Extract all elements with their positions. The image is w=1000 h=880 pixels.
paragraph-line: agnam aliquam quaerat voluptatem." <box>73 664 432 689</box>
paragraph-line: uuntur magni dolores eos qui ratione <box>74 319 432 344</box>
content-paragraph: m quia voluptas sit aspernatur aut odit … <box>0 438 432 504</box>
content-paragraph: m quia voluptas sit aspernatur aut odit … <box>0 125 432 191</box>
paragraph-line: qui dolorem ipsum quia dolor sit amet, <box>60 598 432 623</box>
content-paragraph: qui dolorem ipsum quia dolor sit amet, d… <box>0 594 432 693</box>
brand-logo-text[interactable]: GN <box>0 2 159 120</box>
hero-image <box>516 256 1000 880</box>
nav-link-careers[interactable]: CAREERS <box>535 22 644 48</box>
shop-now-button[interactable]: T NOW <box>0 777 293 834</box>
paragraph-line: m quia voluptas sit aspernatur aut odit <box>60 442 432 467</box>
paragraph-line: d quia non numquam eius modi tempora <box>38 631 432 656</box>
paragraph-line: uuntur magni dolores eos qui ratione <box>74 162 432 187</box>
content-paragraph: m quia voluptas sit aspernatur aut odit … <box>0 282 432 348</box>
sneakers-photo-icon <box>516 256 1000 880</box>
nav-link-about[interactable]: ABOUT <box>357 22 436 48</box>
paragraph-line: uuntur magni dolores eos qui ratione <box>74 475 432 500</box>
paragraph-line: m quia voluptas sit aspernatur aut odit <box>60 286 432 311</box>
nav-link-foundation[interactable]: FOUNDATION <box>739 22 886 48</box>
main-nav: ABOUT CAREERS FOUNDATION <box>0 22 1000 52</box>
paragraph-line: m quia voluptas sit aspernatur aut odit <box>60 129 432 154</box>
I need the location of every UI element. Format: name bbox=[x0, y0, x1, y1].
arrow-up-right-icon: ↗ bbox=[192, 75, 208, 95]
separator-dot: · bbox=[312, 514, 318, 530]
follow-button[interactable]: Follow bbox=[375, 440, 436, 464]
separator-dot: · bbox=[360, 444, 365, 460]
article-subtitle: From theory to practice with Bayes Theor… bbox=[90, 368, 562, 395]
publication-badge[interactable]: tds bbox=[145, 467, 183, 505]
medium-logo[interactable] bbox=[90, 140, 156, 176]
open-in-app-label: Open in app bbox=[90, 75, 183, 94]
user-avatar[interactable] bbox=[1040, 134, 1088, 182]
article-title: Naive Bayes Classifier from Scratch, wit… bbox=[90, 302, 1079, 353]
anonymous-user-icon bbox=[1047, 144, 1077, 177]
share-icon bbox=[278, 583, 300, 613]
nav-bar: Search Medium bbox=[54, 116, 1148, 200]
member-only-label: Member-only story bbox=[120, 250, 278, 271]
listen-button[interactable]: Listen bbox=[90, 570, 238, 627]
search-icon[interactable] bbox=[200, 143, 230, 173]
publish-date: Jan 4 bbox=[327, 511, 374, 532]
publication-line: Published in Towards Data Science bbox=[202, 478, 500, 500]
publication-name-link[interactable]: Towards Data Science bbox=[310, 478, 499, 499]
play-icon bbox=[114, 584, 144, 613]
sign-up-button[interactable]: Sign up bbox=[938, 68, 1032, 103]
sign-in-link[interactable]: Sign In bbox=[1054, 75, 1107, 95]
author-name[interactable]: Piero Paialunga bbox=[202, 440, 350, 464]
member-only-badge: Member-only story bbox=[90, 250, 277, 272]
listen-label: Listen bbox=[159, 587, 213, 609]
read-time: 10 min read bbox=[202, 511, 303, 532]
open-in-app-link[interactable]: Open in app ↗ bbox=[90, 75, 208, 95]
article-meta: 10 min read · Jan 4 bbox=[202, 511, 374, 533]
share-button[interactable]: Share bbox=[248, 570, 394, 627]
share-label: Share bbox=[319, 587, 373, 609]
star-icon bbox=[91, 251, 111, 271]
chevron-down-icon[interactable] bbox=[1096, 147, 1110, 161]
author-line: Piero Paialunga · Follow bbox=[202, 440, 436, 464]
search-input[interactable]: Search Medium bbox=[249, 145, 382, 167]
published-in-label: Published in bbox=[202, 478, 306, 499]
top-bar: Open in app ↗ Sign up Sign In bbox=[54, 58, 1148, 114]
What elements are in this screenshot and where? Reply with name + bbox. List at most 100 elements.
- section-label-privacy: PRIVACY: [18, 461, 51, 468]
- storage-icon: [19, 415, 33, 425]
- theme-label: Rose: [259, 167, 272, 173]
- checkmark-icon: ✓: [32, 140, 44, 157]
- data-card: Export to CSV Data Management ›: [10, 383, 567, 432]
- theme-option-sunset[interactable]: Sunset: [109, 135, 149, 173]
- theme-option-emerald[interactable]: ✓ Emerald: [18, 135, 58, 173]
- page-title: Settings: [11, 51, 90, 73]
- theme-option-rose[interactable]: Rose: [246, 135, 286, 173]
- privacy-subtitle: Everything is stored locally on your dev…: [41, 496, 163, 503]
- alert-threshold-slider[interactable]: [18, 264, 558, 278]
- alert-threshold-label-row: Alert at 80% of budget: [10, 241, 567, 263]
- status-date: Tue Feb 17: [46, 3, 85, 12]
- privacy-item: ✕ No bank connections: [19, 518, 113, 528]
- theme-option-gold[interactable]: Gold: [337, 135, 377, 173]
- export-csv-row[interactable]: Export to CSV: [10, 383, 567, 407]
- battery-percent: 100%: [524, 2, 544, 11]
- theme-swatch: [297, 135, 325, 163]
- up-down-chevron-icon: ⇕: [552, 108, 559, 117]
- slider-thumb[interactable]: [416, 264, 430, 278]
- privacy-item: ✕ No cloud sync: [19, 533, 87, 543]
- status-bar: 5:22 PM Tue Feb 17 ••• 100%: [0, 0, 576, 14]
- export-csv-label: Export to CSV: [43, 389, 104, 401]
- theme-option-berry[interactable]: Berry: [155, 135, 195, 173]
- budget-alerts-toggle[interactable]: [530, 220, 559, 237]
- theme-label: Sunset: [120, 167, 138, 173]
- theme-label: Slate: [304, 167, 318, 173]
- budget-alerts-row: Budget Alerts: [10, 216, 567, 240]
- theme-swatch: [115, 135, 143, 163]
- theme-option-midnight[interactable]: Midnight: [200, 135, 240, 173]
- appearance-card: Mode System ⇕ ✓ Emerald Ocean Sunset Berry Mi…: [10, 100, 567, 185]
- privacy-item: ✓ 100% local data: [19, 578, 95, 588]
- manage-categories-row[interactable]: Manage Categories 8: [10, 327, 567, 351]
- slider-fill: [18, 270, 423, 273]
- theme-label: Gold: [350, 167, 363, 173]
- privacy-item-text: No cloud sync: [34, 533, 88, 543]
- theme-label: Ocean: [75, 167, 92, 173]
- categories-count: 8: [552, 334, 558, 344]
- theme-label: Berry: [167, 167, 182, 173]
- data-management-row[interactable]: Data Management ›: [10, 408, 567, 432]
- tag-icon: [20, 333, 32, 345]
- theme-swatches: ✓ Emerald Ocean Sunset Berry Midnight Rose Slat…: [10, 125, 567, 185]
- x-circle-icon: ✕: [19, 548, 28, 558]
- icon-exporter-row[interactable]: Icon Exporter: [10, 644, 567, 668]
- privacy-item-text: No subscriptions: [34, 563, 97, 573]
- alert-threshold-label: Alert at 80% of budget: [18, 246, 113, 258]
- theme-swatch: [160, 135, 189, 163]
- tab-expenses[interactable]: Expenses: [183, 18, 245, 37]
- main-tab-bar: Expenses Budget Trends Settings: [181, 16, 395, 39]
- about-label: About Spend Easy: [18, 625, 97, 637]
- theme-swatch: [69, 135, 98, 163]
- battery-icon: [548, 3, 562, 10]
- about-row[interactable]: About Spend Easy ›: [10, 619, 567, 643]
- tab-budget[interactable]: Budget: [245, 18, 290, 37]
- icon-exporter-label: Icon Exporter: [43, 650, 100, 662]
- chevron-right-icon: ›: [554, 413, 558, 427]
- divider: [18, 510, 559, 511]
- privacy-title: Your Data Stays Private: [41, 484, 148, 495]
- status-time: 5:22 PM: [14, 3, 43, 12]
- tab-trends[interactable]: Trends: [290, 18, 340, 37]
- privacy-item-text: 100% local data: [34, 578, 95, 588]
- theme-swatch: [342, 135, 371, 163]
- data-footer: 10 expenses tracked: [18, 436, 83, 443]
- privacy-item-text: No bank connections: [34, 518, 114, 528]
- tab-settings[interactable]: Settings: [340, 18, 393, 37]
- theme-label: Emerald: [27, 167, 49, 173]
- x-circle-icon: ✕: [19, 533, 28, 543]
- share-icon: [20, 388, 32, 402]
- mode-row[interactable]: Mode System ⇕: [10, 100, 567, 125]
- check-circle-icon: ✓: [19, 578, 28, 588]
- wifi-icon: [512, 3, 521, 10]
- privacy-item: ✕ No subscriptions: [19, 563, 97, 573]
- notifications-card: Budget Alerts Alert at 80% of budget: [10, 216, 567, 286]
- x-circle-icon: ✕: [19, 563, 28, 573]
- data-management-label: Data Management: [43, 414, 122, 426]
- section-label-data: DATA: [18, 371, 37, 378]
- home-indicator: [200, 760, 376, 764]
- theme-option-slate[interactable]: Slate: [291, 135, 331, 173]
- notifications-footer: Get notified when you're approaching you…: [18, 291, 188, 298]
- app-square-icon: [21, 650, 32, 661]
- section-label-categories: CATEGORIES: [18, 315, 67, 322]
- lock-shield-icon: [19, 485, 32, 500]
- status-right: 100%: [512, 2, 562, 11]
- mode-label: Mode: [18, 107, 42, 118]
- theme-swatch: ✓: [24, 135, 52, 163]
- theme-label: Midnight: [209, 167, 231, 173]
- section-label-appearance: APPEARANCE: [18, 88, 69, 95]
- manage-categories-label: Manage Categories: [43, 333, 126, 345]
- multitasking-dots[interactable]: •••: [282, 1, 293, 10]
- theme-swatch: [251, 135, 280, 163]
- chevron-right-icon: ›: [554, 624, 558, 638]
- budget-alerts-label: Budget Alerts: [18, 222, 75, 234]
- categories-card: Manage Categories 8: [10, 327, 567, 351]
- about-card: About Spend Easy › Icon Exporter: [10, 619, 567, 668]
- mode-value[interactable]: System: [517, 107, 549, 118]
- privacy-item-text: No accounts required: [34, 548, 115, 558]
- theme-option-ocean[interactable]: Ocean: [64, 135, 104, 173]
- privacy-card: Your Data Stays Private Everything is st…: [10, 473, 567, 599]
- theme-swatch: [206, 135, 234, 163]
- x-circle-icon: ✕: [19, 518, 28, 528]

What you will do: Render the entries as a numbered list, starting from their very first line and ending with the line that contains "anonymous-user-icon bbox=[1047, 144, 1077, 177]", both included. Leave out any blank lines.

Solution below:
1. Extract all elements with their positions. The image is w=1000 h=880 pixels.
2. paragraph-line: agnam aliquam quaerat voluptatem." <box>73 664 432 689</box>
3. paragraph-line: uuntur magni dolores eos qui ratione <box>74 319 432 344</box>
4. content-paragraph: m quia voluptas sit aspernatur aut odit … <box>0 438 432 504</box>
5. content-paragraph: m quia voluptas sit aspernatur aut odit … <box>0 125 432 191</box>
6. paragraph-line: qui dolorem ipsum quia dolor sit amet, <box>60 598 432 623</box>
7. content-paragraph: qui dolorem ipsum quia dolor sit amet, d… <box>0 594 432 693</box>
8. brand-logo-text[interactable]: GN <box>0 2 159 120</box>
9. hero-image <box>516 256 1000 880</box>
10. nav-link-careers[interactable]: CAREERS <box>535 22 644 48</box>
11. shop-now-button[interactable]: T NOW <box>0 777 293 834</box>
12. paragraph-line: m quia voluptas sit aspernatur aut odit <box>60 442 432 467</box>
13. paragraph-line: d quia non numquam eius modi tempora <box>38 631 432 656</box>
14. paragraph-line: uuntur magni dolores eos qui ratione <box>74 162 432 187</box>
15. content-paragraph: m quia voluptas sit aspernatur aut odit … <box>0 282 432 348</box>
16. sneakers-photo-icon <box>516 256 1000 880</box>
17. nav-link-about[interactable]: ABOUT <box>357 22 436 48</box>
18. paragraph-line: uuntur magni dolores eos qui ratione <box>74 475 432 500</box>
19. paragraph-line: m quia voluptas sit aspernatur aut odit <box>60 286 432 311</box>
20. nav-link-foundation[interactable]: FOUNDATION <box>739 22 886 48</box>
21. main-nav: ABOUT CAREERS FOUNDATION <box>0 22 1000 52</box>
22. paragraph-line: m quia voluptas sit aspernatur aut odit <box>60 129 432 154</box>
23. I need the location of every UI element. Format: name bbox=[x0, y0, x1, y1].
24. arrow-up-right-icon: ↗ bbox=[192, 75, 208, 95]
25. separator-dot: · bbox=[312, 514, 318, 530]
26. follow-button[interactable]: Follow bbox=[375, 440, 436, 464]
27. separator-dot: · bbox=[360, 444, 365, 460]
28. article-subtitle: From theory to practice with Bayes Theor… bbox=[90, 368, 562, 395]
29. publication-badge[interactable]: tds bbox=[145, 467, 183, 505]
30. medium-logo[interactable] bbox=[90, 140, 156, 176]
31. open-in-app-label: Open in app bbox=[90, 75, 183, 94]
32. user-avatar[interactable] bbox=[1040, 134, 1088, 182]
33. article-title: Naive Bayes Classifier from Scratch, wit… bbox=[90, 302, 1079, 353]
34. anonymous-user-icon bbox=[1047, 144, 1077, 177]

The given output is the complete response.